| RECORD EXCERPTS |

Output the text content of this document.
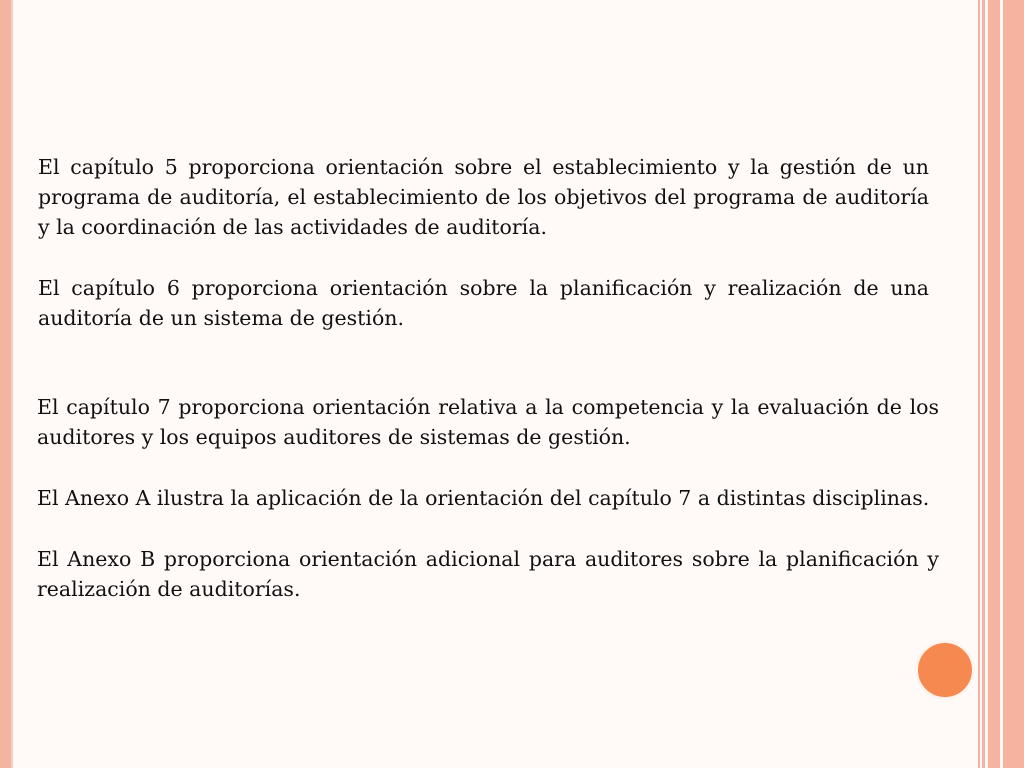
El capítulo 5 proporciona orientación sobre el establecimiento y la gestión de un programa de auditoría, el establecimiento de los objetivos del programa de auditoría y la coordinación de las actividades de auditoría.

El capítulo 6 proporciona orientación sobre la planificación y realización de una auditoría de un sistema de gestión.

El capítulo 7 proporciona orientación relativa a la competencia y la evaluación de los auditores y los equipos auditores de sistemas de gestión.

El Anexo A ilustra la aplicación de la orientación del capítulo 7 a distintas disciplinas.

El Anexo B proporciona orientación adicional para auditores sobre la planificación y realización de auditorías.
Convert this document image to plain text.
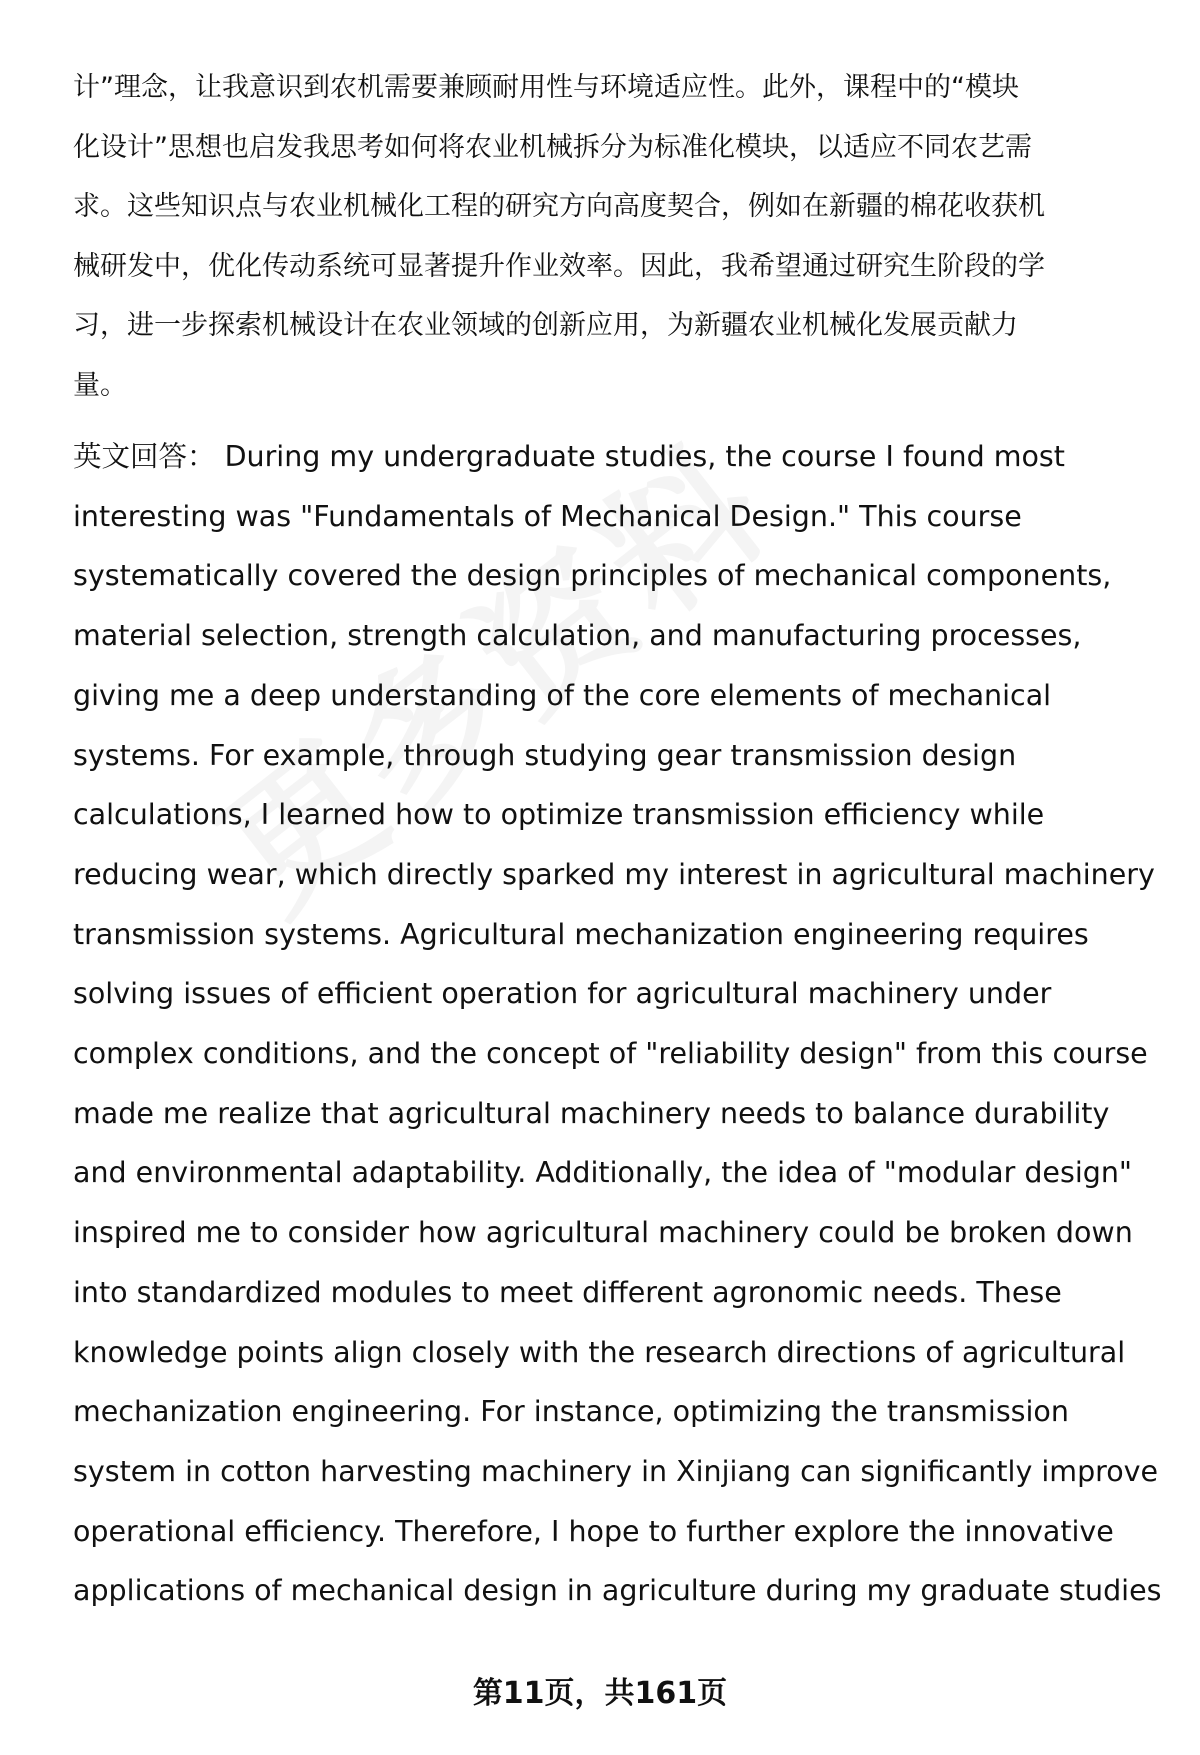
计”理念，让我意识到农机需要兼顾耐用性与环境适应性。此外，课程中的“模块
化设计”思想也启发我思考如何将农业机械拆分为标准化模块，以适应不同农艺需
求。这些知识点与农业机械化工程的研究方向高度契合，例如在新疆的棉花收获机
械研发中，优化传动系统可显著提升作业效率。因此，我希望通过研究生阶段的学
习，进一步探索机械设计在农业领域的创新应用，为新疆农业机械化发展贡献力
量。

英文回答： During my undergraduate studies, the course I found most
interesting was "Fundamentals of Mechanical Design." This course
systematically covered the design principles of mechanical components,
material selection, strength calculation, and manufacturing processes,
giving me a deep understanding of the core elements of mechanical
systems. For example, through studying gear transmission design
calculations, I learned how to optimize transmission efficiency while
reducing wear, which directly sparked my interest in agricultural machinery
transmission systems. Agricultural mechanization engineering requires
solving issues of efficient operation for agricultural machinery under
complex conditions, and the concept of "reliability design" from this course
made me realize that agricultural machinery needs to balance durability
and environmental adaptability. Additionally, the idea of "modular design"
inspired me to consider how agricultural machinery could be broken down
into standardized modules to meet different agronomic needs. These
knowledge points align closely with the research directions of agricultural
mechanization engineering. For instance, optimizing the transmission
system in cotton harvesting machinery in Xinjiang can significantly improve
operational efficiency. Therefore, I hope to further explore the innovative
applications of mechanical design in agriculture during my graduate studies

第11页，共161页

| GIVEN REQUEST |
Give back, word for word, the lines from the line that contains "Convert this document image to plain text." through the last line of the records, with no pictures and nothing else.

| CORRECT OUTPUT |
Convert this document image to plain text.
计”理念，让我意识到农机需要兼顾耐用性与环境适应性。此外，课程中的“模块
化设计”思想也启发我思考如何将农业机械拆分为标准化模块，以适应不同农艺需
求。这些知识点与农业机械化工程的研究方向高度契合，例如在新疆的棉花收获机
械研发中，优化传动系统可显著提升作业效率。因此，我希望通过研究生阶段的学
习，进一步探索机械设计在农业领域的创新应用，为新疆农业机械化发展贡献力
量。

英文回答： During my undergraduate studies, the course I found most
interesting was "Fundamentals of Mechanical Design." This course
systematically covered the design principles of mechanical components,
material selection, strength calculation, and manufacturing processes,
giving me a deep understanding of the core elements of mechanical
systems. For example, through studying gear transmission design
calculations, I learned how to optimize transmission efficiency while
reducing wear, which directly sparked my interest in agricultural machinery
transmission systems. Agricultural mechanization engineering requires
solving issues of efficient operation for agricultural machinery under
complex conditions, and the concept of "reliability design" from this course
made me realize that agricultural machinery needs to balance durability
and environmental adaptability. Additionally, the idea of "modular design"
inspired me to consider how agricultural machinery could be broken down
into standardized modules to meet different agronomic needs. These
knowledge points align closely with the research directions of agricultural
mechanization engineering. For instance, optimizing the transmission
system in cotton harvesting machinery in Xinjiang can significantly improve
operational efficiency. Therefore, I hope to further explore the innovative
applications of mechanical design in agriculture during my graduate studies

第11页，共161页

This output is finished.